▸ **PROMPT**:
Where a line of the listing below includes the word "JSON", reproduce that line.

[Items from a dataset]

## Begin

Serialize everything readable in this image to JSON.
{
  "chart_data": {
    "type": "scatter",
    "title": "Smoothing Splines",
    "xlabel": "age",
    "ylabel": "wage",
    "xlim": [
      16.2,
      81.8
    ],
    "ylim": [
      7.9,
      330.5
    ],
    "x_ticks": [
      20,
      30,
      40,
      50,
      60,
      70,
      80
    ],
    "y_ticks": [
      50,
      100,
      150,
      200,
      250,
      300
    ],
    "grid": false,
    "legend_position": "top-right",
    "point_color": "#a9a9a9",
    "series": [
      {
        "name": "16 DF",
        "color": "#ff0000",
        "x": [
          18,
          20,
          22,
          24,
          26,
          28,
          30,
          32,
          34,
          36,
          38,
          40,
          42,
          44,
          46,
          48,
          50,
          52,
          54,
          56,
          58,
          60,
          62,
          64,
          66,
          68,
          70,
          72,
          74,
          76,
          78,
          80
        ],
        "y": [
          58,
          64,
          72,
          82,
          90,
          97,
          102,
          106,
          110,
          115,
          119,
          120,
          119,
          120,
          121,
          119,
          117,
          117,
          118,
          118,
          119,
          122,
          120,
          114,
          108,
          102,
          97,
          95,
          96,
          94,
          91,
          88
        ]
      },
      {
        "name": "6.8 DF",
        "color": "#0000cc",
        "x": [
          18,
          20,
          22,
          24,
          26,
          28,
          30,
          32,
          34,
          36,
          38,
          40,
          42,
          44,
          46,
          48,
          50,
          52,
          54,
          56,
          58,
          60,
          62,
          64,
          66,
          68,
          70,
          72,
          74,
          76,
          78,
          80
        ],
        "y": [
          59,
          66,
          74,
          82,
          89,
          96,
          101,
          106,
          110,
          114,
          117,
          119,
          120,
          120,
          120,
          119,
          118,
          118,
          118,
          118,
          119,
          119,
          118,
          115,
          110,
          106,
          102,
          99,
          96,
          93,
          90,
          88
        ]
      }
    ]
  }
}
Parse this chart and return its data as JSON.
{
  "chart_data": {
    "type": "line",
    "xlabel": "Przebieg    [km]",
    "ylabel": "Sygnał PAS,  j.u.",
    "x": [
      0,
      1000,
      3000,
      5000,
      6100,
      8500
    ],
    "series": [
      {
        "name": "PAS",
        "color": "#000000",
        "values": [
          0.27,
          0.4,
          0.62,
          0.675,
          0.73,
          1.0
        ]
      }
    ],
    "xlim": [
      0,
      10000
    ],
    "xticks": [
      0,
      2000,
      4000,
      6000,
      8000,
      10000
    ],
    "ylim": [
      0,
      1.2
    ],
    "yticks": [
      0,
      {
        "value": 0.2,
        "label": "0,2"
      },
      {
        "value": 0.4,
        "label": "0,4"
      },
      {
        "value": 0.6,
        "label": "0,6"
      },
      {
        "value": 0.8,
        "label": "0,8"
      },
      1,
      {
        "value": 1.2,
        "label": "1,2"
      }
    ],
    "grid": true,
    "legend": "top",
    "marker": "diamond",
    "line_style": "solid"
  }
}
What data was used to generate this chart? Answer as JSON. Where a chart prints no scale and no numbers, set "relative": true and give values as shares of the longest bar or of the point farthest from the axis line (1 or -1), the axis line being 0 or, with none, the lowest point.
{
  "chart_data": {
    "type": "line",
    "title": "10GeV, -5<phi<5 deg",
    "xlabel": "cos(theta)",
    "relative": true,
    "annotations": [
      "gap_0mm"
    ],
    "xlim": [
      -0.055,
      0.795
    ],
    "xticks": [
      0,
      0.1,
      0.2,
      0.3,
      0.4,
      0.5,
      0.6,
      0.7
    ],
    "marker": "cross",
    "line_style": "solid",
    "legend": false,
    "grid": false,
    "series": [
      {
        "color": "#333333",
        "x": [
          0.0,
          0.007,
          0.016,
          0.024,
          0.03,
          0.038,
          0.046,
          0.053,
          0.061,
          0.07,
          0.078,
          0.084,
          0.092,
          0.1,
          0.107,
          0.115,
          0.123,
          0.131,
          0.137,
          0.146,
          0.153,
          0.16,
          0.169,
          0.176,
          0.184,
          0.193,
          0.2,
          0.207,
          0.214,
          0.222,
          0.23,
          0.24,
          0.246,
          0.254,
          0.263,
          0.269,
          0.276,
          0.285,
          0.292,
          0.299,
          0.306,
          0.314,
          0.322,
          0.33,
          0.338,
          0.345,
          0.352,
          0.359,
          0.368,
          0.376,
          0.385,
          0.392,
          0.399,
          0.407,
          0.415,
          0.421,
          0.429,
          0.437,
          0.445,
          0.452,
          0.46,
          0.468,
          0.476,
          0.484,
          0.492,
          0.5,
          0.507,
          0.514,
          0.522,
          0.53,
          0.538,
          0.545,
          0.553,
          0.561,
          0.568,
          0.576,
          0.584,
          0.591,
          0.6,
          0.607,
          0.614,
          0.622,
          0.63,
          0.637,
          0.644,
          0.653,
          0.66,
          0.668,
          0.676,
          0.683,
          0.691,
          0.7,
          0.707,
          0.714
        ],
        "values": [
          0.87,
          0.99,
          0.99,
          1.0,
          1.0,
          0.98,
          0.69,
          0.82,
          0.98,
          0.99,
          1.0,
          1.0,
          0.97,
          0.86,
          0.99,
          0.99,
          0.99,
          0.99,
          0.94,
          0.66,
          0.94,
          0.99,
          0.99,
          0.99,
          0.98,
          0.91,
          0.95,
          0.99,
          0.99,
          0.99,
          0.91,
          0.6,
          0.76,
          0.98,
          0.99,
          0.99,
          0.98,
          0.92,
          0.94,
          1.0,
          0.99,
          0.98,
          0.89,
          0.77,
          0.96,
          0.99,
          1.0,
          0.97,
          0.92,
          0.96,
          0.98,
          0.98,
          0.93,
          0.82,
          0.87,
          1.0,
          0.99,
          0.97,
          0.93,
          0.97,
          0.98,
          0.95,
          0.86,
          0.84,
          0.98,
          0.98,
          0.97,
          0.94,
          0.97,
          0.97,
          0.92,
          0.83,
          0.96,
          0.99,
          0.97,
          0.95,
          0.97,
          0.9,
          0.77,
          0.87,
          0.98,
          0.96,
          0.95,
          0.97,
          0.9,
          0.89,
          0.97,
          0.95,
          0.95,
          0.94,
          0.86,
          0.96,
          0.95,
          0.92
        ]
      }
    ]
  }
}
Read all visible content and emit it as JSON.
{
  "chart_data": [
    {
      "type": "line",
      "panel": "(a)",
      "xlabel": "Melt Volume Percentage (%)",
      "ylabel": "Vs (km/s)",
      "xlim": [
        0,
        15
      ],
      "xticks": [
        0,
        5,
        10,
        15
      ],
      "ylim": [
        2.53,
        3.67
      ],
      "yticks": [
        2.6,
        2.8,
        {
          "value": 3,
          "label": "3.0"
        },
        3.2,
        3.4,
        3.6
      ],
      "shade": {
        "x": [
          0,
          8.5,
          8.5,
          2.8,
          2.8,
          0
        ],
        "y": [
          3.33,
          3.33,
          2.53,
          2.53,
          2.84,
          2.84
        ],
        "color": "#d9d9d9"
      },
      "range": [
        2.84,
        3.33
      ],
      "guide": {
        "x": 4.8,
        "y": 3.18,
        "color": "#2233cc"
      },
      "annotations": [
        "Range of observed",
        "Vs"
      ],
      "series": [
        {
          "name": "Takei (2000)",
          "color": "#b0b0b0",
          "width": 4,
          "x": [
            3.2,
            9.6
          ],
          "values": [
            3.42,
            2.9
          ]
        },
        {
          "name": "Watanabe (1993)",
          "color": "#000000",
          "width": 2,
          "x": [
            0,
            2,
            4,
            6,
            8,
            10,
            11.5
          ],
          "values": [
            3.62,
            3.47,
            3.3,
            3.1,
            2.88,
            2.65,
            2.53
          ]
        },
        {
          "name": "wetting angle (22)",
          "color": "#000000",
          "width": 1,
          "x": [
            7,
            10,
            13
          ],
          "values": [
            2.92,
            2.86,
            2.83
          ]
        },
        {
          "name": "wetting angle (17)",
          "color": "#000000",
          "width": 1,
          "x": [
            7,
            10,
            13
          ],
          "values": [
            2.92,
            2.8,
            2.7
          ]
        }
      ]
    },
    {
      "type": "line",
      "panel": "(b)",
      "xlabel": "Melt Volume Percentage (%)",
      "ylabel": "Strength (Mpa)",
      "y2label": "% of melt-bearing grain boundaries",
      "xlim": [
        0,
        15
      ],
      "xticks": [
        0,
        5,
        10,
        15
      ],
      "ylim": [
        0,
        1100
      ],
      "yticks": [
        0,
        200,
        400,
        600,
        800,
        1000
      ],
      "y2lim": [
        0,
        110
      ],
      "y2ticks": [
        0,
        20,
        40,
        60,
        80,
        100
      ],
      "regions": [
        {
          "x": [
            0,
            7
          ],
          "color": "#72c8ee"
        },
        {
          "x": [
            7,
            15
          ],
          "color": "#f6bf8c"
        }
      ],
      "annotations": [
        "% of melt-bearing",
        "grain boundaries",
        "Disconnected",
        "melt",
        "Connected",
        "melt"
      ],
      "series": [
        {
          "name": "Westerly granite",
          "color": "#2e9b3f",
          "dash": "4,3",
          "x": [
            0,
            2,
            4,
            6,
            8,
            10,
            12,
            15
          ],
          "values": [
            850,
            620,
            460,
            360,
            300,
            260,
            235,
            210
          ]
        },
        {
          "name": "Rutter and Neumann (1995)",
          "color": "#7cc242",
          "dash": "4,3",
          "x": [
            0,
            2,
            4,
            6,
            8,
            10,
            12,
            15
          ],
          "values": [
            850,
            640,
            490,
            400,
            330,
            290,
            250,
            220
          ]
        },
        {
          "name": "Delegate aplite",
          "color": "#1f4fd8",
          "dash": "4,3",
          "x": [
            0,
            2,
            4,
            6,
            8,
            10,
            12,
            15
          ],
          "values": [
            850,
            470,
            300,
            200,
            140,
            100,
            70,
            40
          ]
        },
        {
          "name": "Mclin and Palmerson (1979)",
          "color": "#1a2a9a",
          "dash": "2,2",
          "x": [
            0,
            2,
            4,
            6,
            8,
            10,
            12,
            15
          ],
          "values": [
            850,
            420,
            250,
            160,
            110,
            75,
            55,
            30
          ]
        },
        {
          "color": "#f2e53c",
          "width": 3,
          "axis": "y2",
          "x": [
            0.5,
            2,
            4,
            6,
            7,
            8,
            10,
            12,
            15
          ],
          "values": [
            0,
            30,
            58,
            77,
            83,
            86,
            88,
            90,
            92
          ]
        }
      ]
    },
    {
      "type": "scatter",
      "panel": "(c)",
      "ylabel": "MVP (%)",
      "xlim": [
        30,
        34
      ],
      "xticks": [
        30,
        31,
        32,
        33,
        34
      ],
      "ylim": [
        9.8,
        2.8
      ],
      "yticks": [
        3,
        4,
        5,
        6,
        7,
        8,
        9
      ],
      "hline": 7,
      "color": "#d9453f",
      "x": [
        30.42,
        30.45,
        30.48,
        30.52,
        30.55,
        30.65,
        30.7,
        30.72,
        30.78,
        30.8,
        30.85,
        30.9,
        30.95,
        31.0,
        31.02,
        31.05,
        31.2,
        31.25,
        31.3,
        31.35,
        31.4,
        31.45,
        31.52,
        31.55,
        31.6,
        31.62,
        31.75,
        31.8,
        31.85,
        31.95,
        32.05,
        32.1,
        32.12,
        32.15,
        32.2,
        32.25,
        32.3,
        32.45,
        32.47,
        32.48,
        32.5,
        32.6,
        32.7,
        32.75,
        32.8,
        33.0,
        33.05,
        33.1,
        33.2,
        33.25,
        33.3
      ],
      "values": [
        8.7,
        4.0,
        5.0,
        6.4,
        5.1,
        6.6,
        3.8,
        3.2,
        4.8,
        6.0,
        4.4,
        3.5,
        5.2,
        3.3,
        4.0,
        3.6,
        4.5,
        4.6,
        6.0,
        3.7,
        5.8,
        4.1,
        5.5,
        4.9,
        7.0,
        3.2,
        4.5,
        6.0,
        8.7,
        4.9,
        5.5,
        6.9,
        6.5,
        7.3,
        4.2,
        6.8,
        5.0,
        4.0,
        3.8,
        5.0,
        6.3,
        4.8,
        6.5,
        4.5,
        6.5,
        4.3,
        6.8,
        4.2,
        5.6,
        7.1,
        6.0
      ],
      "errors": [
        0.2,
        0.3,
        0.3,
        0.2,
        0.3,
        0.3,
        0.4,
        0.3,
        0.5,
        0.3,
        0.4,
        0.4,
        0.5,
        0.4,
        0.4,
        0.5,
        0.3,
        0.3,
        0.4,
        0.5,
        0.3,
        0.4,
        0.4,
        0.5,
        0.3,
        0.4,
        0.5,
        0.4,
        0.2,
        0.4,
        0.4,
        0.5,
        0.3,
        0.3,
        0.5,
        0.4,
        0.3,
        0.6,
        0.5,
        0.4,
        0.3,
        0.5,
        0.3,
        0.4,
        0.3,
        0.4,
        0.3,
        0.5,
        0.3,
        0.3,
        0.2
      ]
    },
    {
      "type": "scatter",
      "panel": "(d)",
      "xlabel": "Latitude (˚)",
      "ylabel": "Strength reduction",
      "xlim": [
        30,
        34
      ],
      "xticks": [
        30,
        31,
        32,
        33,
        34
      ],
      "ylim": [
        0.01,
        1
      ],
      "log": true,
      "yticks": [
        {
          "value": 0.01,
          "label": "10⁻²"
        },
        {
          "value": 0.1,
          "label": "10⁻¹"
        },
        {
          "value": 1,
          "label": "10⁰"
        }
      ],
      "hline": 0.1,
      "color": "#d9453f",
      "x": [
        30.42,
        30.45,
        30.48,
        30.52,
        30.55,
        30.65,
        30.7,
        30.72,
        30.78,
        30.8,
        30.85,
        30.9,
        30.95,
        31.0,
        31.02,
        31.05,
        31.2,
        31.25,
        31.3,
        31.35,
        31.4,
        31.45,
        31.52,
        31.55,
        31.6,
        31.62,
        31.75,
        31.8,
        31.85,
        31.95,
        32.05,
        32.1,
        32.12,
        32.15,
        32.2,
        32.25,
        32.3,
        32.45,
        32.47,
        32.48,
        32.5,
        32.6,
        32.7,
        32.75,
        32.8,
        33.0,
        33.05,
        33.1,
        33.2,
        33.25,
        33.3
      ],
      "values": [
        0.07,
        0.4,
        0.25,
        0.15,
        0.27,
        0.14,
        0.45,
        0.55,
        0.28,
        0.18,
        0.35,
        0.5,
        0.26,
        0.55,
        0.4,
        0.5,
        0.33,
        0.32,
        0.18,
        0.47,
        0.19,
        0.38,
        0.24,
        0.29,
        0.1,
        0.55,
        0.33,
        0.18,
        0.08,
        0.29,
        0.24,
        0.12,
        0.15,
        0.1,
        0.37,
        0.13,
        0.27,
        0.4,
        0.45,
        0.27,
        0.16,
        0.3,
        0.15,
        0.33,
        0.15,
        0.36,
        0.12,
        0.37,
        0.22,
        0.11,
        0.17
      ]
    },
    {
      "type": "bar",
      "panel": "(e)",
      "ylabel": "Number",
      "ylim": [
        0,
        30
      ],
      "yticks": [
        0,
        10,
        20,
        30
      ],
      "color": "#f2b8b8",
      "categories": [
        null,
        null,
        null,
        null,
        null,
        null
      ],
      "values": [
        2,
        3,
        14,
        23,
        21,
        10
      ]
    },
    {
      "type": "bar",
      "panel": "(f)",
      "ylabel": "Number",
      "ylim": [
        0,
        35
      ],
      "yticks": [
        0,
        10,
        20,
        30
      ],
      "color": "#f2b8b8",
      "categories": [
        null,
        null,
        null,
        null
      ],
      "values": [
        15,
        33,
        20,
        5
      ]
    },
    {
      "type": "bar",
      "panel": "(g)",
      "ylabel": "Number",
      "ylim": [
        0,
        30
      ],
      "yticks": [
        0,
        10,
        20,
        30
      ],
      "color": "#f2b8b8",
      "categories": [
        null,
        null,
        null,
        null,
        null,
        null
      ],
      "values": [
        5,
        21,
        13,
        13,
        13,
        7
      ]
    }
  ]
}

## End

▸ **RESPONSE TO THE EXERCISE**:
Serialize everything readable in this image to JSON.
Parse this chart and return its data as JSON.
What data was used to generate this chart? Answer as JSON. Where a chart prints no scale and no numbers, set "relative": true and give values as shares of the longest bar or of the point farthest from the axis line (1 or -1), the axis line being 0 or, with none, the lowest point.
Read all visible content and emit it as JSON.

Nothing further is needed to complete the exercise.